Exercise goal. Repeat, exactly and completely, the material that follows. Omit the pictures.

- - -

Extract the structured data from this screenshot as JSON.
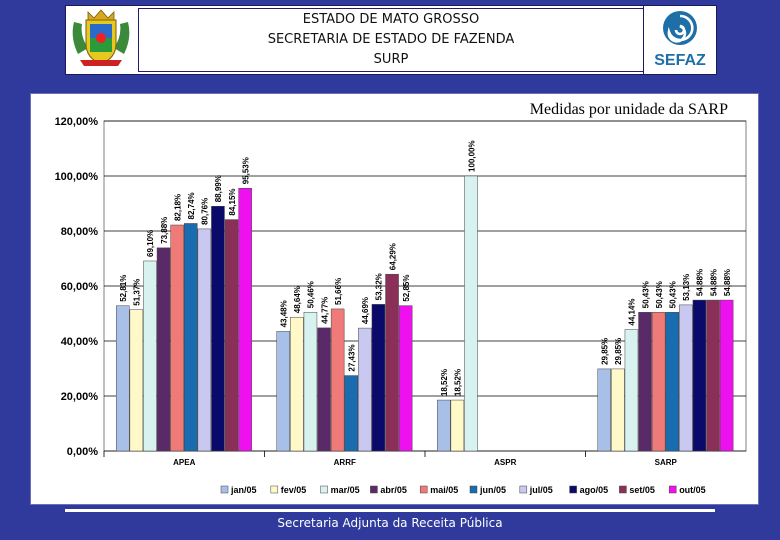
{
  "header": {
    "line1": "ESTADO DE MATO GROSSO",
    "line2": "SECRETARIA DE ESTADO DE FAZENDA",
    "line3": "SURP"
  },
  "logo": {
    "icon": "sefaz-logo-icon",
    "text": "SEFAZ",
    "color": "#1e6fa8"
  },
  "footer": {
    "text": "Secretaria Adjunta da Receita Pública"
  },
  "chart_data": {
    "type": "bar",
    "title": "Medidas por unidade da SARP",
    "categories": [
      "APEA",
      "ARRF",
      "ASPR",
      "SARP"
    ],
    "ylim": [
      0,
      120
    ],
    "yticks": [
      "0,00%",
      "20,00%",
      "40,00%",
      "60,00%",
      "80,00%",
      "100,00%",
      "120,00%"
    ],
    "grid": true,
    "legend_position": "bottom",
    "series": [
      {
        "name": "jan/05",
        "color": "#a8c0e8",
        "values": [
          52.81,
          43.48,
          18.52,
          29.85
        ],
        "labels": [
          "52,81%",
          "43,48%",
          "18,52%",
          "29,85%"
        ]
      },
      {
        "name": "fev/05",
        "color": "#fff8c8",
        "values": [
          51.37,
          48.64,
          18.52,
          29.85
        ],
        "labels": [
          "51,37%",
          "48,64%",
          "18,52%",
          "29,85%"
        ]
      },
      {
        "name": "mar/05",
        "color": "#d8f2f0",
        "values": [
          69.1,
          50.46,
          100.0,
          44.14
        ],
        "labels": [
          "69,10%",
          "50,46%",
          "100,00%",
          "44,14%"
        ]
      },
      {
        "name": "abr/05",
        "color": "#5a2a68",
        "values": [
          73.88,
          44.77,
          null,
          50.43
        ],
        "labels": [
          "73,88%",
          "44,77%",
          "",
          "50,43%"
        ]
      },
      {
        "name": "mai/05",
        "color": "#f07a78",
        "values": [
          82.18,
          51.66,
          null,
          50.43
        ],
        "labels": [
          "82,18%",
          "51,66%",
          "",
          "50,43%"
        ]
      },
      {
        "name": "jun/05",
        "color": "#1a6cb0",
        "values": [
          82.74,
          27.43,
          null,
          50.43
        ],
        "labels": [
          "82,74%",
          "27,43%",
          "",
          "50,43%"
        ]
      },
      {
        "name": "jul/05",
        "color": "#c8c8f0",
        "values": [
          80.76,
          44.69,
          null,
          53.13
        ],
        "labels": [
          "80,76%",
          "44,69%",
          "",
          "53,13%"
        ]
      },
      {
        "name": "ago/05",
        "color": "#0a0a6a",
        "values": [
          88.99,
          53.32,
          null,
          54.88
        ],
        "labels": [
          "88,99%",
          "53,32%",
          "",
          "54,88%"
        ]
      },
      {
        "name": "set/05",
        "color": "#8a3058",
        "values": [
          84.15,
          64.29,
          null,
          54.88
        ],
        "labels": [
          "84,15%",
          "64,29%",
          "",
          "54,88%"
        ]
      },
      {
        "name": "out/05",
        "color": "#ee10ee",
        "values": [
          95.53,
          52.85,
          null,
          54.88
        ],
        "labels": [
          "95,53%",
          "52,85%",
          "",
          "54,88%"
        ]
      }
    ]
  }
}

- - -

Solution below.
Extract the structured data from this screenshot as JSON.
{
  "header": {
    "line1": "ESTADO DE MATO GROSSO",
    "line2": "SECRETARIA DE ESTADO DE FAZENDA",
    "line3": "SURP"
  },
  "logo": {
    "icon": "sefaz-logo-icon",
    "text": "SEFAZ",
    "color": "#1e6fa8"
  },
  "footer": {
    "text": "Secretaria Adjunta da Receita Pública"
  },
  "chart_data": {
    "type": "bar",
    "title": "Medidas por unidade da SARP",
    "categories": [
      "APEA",
      "ARRF",
      "ASPR",
      "SARP"
    ],
    "ylim": [
      0,
      120
    ],
    "yticks": [
      "0,00%",
      "20,00%",
      "40,00%",
      "60,00%",
      "80,00%",
      "100,00%",
      "120,00%"
    ],
    "grid": true,
    "legend_position": "bottom",
    "series": [
      {
        "name": "jan/05",
        "color": "#a8c0e8",
        "values": [
          52.81,
          43.48,
          18.52,
          29.85
        ],
        "labels": [
          "52,81%",
          "43,48%",
          "18,52%",
          "29,85%"
        ]
      },
      {
        "name": "fev/05",
        "color": "#fff8c8",
        "values": [
          51.37,
          48.64,
          18.52,
          29.85
        ],
        "labels": [
          "51,37%",
          "48,64%",
          "18,52%",
          "29,85%"
        ]
      },
      {
        "name": "mar/05",
        "color": "#d8f2f0",
        "values": [
          69.1,
          50.46,
          100.0,
          44.14
        ],
        "labels": [
          "69,10%",
          "50,46%",
          "100,00%",
          "44,14%"
        ]
      },
      {
        "name": "abr/05",
        "color": "#5a2a68",
        "values": [
          73.88,
          44.77,
          null,
          50.43
        ],
        "labels": [
          "73,88%",
          "44,77%",
          "",
          "50,43%"
        ]
      },
      {
        "name": "mai/05",
        "color": "#f07a78",
        "values": [
          82.18,
          51.66,
          null,
          50.43
        ],
        "labels": [
          "82,18%",
          "51,66%",
          "",
          "50,43%"
        ]
      },
      {
        "name": "jun/05",
        "color": "#1a6cb0",
        "values": [
          82.74,
          27.43,
          null,
          50.43
        ],
        "labels": [
          "82,74%",
          "27,43%",
          "",
          "50,43%"
        ]
      },
      {
        "name": "jul/05",
        "color": "#c8c8f0",
        "values": [
          80.76,
          44.69,
          null,
          53.13
        ],
        "labels": [
          "80,76%",
          "44,69%",
          "",
          "53,13%"
        ]
      },
      {
        "name": "ago/05",
        "color": "#0a0a6a",
        "values": [
          88.99,
          53.32,
          null,
          54.88
        ],
        "labels": [
          "88,99%",
          "53,32%",
          "",
          "54,88%"
        ]
      },
      {
        "name": "set/05",
        "color": "#8a3058",
        "values": [
          84.15,
          64.29,
          null,
          54.88
        ],
        "labels": [
          "84,15%",
          "64,29%",
          "",
          "54,88%"
        ]
      },
      {
        "name": "out/05",
        "color": "#ee10ee",
        "values": [
          95.53,
          52.85,
          null,
          54.88
        ],
        "labels": [
          "95,53%",
          "52,85%",
          "",
          "54,88%"
        ]
      }
    ]
  }
}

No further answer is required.